— BEGIN Information provided —

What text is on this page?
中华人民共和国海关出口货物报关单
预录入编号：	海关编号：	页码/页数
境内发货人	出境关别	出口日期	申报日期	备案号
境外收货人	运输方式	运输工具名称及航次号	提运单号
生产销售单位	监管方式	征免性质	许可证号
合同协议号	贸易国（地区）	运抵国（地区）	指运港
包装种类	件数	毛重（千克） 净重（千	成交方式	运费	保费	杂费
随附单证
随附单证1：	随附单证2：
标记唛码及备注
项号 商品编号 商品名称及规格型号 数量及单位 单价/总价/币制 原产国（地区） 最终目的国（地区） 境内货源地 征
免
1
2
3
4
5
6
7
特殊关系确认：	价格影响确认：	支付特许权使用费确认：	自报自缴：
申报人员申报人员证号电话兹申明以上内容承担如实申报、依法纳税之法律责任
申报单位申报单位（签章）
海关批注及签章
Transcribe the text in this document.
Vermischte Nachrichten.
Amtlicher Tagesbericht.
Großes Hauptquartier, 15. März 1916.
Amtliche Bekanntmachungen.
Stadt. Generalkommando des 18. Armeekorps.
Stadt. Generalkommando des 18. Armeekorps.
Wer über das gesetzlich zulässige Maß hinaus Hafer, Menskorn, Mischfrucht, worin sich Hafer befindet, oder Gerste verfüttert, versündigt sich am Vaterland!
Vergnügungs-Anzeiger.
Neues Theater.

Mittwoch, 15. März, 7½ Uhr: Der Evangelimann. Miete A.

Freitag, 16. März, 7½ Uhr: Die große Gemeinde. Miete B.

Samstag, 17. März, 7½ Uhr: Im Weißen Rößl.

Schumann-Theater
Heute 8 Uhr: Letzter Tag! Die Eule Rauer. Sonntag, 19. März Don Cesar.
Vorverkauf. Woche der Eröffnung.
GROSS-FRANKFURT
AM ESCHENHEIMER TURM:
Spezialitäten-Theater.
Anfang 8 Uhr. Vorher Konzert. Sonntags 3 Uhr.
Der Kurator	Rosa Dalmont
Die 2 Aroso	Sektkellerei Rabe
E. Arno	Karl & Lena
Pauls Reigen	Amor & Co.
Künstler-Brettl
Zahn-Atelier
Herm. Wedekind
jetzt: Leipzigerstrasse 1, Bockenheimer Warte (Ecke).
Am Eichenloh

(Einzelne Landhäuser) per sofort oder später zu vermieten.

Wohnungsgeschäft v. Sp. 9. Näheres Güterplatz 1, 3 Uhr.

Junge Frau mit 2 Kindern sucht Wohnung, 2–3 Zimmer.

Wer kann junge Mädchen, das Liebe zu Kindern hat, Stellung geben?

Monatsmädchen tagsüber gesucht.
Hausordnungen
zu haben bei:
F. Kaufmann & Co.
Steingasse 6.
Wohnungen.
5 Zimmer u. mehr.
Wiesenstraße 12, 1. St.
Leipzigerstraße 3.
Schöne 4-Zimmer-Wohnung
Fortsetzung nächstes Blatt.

— END Information provided —

### Directions for this task
Pick every line with "März" in it and copy it.

### Worked solution
Großes Hauptquartier, 15. März 1916.
Mittwoch, 15. März, 7½ Uhr: Der Evangelimann. Miete A.
Freitag, 16. März, 7½ Uhr: Die große Gemeinde. Miete B.
Samstag, 17. März, 7½ Uhr: Im Weißen Rößl.
Heute 8 Uhr: Letzter Tag! Die Eule Rauer. Sonntag, 19. März Don Cesar.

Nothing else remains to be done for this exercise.